PROVIDED TEXT:
━━━━━━━━━━━━━━━━━━━━
Current week’s spotlight will turn to several major names, including Netflix (NASDAQ: NFLX), General Electric (NYSE: GE), Coca-Cola (NYSE: KO), Texas Instruments (NASDAQ: TXN), Lockheed Martin (NYSE: LMT), Tesla (NASDAQ: TSLA), SAP (NYSE: SAP), IBM (NYSE: IBM), T-Mobile (NASDAQ: TMUS), Intel (NASDAQ: INTC), and Procter & Gamble (NYSE: PG).

The following week will feature tech and industrial heavyweights such as Visa (NYSE: V), UnitedHealth (NYSE: UNH), Booking Holdings (NASDAQ: BKNG), Microsoft (NASDAQ: MSFT), Alphabet (NASDAQ: GOOGL), Meta Platforms (NASDAQ: META), ServiceNow (NYSE: NOW), Verizon (NYSE: VZ), Boeing (NYSE: BA), Apple (NASDAQ: AAPL), and Eli Lilly (NYSE: LLY).
━━━━━━━━━━━━━━━━━━━━
ACTIVITY LIST:
[a] Rewrite the stretch of the company-spotlight text from "The following week" through "Lilly (NYSE: LLY).", putting "giants" in place of "heavyweights".
[b] Carry the company-spotlight text on past its last sentence with the next part.

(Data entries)
━━━━━━━━━━━━━━━━━━━━
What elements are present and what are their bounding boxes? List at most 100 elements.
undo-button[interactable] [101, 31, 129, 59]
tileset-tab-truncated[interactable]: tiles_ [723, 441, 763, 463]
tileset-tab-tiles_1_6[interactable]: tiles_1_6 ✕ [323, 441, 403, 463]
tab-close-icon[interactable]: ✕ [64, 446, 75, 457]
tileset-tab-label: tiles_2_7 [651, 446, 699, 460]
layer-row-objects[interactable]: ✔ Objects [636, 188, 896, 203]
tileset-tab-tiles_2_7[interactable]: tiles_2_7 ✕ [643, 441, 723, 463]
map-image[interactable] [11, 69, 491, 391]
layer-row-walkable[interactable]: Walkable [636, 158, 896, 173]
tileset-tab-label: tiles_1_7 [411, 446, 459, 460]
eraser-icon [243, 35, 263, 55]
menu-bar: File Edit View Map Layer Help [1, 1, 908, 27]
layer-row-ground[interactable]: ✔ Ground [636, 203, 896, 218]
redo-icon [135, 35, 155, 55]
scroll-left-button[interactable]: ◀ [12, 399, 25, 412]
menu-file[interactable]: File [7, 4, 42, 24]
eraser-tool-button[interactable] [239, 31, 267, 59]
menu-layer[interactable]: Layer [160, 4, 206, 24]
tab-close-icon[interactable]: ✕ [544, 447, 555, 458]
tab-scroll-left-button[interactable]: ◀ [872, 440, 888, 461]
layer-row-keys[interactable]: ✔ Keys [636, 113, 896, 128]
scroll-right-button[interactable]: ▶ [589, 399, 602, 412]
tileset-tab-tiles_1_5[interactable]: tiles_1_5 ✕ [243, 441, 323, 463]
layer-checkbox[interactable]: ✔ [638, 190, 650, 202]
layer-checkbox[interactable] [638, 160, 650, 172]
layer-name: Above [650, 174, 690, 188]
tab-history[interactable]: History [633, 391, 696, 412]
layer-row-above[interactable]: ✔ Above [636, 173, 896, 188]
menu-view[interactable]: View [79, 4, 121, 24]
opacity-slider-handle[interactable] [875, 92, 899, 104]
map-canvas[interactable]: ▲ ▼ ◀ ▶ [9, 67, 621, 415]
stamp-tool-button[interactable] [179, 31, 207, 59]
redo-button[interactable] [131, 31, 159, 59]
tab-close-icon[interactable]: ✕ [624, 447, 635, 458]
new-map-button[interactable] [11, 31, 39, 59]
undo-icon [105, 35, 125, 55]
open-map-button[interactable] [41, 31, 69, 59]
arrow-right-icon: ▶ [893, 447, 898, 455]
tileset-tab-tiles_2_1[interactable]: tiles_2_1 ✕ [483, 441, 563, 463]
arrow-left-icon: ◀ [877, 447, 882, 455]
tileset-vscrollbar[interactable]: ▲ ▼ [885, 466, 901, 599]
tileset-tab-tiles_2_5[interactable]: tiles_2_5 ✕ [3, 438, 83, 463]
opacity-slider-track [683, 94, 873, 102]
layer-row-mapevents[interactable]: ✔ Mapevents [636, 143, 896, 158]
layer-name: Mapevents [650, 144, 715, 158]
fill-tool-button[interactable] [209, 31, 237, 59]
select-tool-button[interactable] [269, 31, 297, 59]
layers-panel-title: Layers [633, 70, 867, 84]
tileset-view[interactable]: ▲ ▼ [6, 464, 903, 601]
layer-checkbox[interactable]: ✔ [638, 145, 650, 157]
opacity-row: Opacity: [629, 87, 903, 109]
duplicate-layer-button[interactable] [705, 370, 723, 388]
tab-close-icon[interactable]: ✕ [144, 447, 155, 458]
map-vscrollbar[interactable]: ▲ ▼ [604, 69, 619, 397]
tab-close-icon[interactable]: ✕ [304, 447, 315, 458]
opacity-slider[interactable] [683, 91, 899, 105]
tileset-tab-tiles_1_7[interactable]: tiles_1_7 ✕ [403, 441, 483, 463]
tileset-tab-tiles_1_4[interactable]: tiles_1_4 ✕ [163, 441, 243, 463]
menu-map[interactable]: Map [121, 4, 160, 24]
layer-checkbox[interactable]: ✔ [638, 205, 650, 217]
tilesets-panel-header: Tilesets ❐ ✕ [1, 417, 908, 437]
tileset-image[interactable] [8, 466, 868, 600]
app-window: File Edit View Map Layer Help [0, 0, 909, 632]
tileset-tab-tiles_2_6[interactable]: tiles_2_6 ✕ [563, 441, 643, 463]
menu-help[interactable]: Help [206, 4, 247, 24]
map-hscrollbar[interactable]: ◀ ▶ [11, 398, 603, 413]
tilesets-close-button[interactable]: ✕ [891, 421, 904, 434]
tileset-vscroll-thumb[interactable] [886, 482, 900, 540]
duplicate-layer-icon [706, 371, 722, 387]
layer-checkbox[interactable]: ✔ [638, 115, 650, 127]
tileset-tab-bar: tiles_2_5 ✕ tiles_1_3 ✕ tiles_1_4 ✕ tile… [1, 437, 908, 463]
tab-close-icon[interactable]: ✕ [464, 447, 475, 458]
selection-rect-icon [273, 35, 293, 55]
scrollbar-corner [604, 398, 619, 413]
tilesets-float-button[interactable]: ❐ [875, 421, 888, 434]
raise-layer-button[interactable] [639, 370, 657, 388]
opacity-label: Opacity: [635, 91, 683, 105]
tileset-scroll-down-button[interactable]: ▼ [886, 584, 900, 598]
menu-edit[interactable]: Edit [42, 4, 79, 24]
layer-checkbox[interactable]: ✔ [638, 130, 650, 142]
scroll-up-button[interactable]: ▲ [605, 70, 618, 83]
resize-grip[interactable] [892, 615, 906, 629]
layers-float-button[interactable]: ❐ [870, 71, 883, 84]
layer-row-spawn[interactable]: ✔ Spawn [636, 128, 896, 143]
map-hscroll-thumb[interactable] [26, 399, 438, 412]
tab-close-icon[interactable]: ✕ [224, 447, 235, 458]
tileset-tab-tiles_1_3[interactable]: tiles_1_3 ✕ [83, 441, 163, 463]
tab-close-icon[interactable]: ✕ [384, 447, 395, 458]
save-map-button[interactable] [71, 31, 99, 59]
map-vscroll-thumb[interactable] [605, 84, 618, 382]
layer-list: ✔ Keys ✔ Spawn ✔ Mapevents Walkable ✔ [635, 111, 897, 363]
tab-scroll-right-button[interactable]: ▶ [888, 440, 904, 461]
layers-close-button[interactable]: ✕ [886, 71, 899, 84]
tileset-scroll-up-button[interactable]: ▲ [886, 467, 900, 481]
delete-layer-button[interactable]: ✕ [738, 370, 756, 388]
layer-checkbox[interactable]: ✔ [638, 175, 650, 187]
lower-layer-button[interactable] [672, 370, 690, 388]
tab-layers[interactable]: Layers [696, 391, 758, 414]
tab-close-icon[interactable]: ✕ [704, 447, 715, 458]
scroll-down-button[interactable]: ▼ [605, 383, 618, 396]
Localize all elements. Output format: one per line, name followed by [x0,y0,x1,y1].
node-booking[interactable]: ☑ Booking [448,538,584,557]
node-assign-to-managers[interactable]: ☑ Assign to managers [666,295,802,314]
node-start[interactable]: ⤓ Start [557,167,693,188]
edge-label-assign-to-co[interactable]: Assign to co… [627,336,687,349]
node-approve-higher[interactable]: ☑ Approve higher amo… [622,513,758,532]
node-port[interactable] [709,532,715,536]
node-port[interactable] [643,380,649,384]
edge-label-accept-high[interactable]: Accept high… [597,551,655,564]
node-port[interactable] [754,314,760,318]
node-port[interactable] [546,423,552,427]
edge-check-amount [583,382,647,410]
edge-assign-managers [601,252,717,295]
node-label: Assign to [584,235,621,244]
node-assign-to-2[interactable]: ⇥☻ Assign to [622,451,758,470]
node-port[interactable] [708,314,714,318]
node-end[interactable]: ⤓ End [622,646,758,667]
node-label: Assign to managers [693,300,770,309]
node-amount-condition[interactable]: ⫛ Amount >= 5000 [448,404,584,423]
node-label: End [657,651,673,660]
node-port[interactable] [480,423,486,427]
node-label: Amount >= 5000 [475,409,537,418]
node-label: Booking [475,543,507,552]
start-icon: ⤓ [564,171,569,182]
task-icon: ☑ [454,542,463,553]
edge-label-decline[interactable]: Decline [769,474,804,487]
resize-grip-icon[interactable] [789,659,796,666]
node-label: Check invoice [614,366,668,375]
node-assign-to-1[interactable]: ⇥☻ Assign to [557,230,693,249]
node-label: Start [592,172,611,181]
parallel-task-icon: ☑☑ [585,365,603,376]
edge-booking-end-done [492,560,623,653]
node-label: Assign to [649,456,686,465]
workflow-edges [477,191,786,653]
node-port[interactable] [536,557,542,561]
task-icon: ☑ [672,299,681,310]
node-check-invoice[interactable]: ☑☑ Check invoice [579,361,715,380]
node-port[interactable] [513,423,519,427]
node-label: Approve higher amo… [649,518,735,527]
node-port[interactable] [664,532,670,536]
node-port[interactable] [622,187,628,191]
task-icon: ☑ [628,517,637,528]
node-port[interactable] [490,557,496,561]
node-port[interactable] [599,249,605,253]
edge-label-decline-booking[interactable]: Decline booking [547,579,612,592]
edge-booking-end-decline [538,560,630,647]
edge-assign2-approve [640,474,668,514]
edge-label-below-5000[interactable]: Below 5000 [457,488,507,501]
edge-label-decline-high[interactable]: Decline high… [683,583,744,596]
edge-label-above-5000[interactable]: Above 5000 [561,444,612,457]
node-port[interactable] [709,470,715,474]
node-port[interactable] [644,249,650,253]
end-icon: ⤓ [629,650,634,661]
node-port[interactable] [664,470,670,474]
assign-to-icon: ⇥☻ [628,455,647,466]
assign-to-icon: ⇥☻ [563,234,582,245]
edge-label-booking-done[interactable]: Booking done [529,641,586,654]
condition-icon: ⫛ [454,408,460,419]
━━━━━━━━━━━━━━━━━━━━
EXPECTED OUTPUTS:
[a]
The following week will feature tech and industrial giants such as Visa (NYSE: V), UnitedHealth (NYSE: UNH), Booking Holdings (NASDAQ: BKNG), Microsoft (NASDAQ: MSFT), Alphabet (NASDAQ: GOOGL), Meta Platforms (NASDAQ: META), ServiceNow (NYSE: NOW), Verizon (NYSE: VZ), Boeing (NYSE: BA), Apple (NASDAQ: AAPL), and Eli Lilly (NYSE: LLY).

[b]
With AI-driven optimism, trade frictions, and central bank policy still in flux, the upcoming earnings cycle will be critical for gauging whether corporate fundamentals can sustain market momentum, or whether macro headwinds will finally start to weigh on sentiment.